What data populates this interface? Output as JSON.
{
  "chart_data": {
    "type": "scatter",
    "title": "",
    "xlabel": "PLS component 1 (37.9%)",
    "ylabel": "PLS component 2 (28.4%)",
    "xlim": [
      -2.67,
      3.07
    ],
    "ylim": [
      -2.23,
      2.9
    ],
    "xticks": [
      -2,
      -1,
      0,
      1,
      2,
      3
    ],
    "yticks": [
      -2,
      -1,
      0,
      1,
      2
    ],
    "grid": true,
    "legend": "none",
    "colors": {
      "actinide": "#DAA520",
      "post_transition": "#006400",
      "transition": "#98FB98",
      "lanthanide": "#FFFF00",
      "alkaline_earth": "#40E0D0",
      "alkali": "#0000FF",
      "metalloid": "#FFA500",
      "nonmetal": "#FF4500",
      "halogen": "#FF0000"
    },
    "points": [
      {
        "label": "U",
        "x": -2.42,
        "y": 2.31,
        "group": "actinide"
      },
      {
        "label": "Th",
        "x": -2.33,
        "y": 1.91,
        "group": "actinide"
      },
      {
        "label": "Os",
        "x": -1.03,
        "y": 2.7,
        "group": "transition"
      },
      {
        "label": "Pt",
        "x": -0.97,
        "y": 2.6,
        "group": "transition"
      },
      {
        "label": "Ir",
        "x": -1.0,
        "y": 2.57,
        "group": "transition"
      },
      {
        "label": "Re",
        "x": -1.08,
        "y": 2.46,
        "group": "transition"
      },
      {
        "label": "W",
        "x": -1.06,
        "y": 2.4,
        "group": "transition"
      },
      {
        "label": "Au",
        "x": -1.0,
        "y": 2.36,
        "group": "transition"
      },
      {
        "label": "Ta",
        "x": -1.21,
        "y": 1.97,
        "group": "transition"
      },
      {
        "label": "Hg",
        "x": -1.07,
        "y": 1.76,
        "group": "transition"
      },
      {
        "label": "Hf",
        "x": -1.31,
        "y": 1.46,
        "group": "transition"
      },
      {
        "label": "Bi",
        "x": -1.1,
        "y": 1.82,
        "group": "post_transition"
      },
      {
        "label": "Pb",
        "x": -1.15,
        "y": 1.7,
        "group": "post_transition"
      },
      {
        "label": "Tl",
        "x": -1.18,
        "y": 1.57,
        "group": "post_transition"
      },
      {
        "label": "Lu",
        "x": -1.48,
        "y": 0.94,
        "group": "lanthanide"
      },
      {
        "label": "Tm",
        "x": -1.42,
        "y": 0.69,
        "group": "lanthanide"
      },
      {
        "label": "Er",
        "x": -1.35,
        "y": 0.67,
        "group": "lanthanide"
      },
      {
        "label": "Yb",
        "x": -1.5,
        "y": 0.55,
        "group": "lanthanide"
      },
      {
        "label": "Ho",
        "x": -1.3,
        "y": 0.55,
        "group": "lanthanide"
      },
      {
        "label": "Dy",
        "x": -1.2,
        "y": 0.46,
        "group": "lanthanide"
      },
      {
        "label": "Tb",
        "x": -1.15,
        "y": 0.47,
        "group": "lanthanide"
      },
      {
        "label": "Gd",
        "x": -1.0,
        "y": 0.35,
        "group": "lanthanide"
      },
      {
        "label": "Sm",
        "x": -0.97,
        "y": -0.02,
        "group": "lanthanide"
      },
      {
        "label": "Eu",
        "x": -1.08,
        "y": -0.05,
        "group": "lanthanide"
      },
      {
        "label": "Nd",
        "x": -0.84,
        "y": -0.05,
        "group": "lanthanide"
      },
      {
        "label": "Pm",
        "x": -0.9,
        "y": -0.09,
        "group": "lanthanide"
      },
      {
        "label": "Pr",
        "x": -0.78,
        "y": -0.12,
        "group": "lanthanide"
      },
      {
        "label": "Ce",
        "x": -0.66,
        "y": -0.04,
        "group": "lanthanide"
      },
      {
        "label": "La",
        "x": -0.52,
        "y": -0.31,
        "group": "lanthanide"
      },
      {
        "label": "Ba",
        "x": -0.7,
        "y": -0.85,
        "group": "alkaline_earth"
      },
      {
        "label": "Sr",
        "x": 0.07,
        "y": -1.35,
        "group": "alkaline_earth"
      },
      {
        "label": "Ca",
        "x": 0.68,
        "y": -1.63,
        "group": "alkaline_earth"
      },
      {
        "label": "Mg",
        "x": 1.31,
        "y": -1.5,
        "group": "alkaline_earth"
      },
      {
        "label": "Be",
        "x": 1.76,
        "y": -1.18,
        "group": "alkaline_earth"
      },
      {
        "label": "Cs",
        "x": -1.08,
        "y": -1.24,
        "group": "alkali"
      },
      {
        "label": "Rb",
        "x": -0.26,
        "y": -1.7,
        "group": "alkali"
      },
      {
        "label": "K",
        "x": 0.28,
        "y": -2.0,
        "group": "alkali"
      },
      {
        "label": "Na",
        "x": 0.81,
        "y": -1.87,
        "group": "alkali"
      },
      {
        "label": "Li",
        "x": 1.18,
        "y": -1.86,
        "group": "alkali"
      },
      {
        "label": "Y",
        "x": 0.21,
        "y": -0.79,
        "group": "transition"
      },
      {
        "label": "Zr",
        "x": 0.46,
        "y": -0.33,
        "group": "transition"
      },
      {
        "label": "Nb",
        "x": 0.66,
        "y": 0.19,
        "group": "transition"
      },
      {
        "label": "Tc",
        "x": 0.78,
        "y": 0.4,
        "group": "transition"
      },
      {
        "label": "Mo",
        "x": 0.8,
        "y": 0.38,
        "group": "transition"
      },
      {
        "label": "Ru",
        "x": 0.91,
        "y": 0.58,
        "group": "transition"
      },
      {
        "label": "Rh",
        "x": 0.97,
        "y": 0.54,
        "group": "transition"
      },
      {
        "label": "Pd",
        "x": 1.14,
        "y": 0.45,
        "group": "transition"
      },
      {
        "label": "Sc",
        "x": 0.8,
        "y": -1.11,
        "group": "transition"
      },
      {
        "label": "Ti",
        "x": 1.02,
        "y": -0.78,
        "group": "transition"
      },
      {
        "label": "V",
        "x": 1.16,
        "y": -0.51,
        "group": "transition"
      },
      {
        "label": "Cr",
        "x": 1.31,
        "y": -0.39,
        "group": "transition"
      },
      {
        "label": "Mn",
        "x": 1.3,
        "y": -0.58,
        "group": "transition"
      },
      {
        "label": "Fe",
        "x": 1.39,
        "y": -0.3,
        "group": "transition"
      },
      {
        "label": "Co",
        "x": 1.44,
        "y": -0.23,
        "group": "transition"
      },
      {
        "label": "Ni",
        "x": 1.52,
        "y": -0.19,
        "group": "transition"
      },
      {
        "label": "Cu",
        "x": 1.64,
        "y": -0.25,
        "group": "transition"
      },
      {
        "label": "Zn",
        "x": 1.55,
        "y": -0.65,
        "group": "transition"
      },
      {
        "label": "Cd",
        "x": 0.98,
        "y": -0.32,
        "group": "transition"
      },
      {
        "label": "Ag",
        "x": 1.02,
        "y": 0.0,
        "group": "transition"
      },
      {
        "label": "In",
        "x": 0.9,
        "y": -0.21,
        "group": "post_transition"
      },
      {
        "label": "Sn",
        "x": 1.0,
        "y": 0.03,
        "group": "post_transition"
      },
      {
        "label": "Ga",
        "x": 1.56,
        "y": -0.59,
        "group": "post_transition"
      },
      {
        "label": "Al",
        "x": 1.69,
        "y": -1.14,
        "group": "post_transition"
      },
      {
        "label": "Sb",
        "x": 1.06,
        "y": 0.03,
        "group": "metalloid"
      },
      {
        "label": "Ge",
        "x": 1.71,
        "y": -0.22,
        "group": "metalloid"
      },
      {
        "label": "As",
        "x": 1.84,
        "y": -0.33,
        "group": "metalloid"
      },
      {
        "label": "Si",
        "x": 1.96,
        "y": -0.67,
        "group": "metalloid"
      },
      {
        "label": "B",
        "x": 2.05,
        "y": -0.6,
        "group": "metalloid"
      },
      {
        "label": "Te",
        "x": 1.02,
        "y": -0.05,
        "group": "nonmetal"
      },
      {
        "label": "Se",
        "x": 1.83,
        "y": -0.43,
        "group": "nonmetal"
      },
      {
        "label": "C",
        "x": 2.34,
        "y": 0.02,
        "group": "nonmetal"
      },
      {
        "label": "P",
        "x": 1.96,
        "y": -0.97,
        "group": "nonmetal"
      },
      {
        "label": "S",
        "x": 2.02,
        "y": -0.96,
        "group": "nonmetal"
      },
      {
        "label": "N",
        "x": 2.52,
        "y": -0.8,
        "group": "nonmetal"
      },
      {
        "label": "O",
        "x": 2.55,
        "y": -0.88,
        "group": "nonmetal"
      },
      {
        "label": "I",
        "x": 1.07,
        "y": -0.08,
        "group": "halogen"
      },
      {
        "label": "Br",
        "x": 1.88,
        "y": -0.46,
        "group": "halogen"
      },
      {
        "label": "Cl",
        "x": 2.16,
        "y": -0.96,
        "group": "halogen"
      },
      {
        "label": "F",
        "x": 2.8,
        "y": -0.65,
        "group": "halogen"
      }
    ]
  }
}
◆ ◆ ◆ ◆ ◆ ◆ ◆
TASK DESCRIPTION ::
Copy every line that includes the string "component" from the material above.

THE COMPLETED TASK ::
    "xlabel": "PLS component 1 (37.9%)",
    "ylabel": "PLS component 2 (28.4%)",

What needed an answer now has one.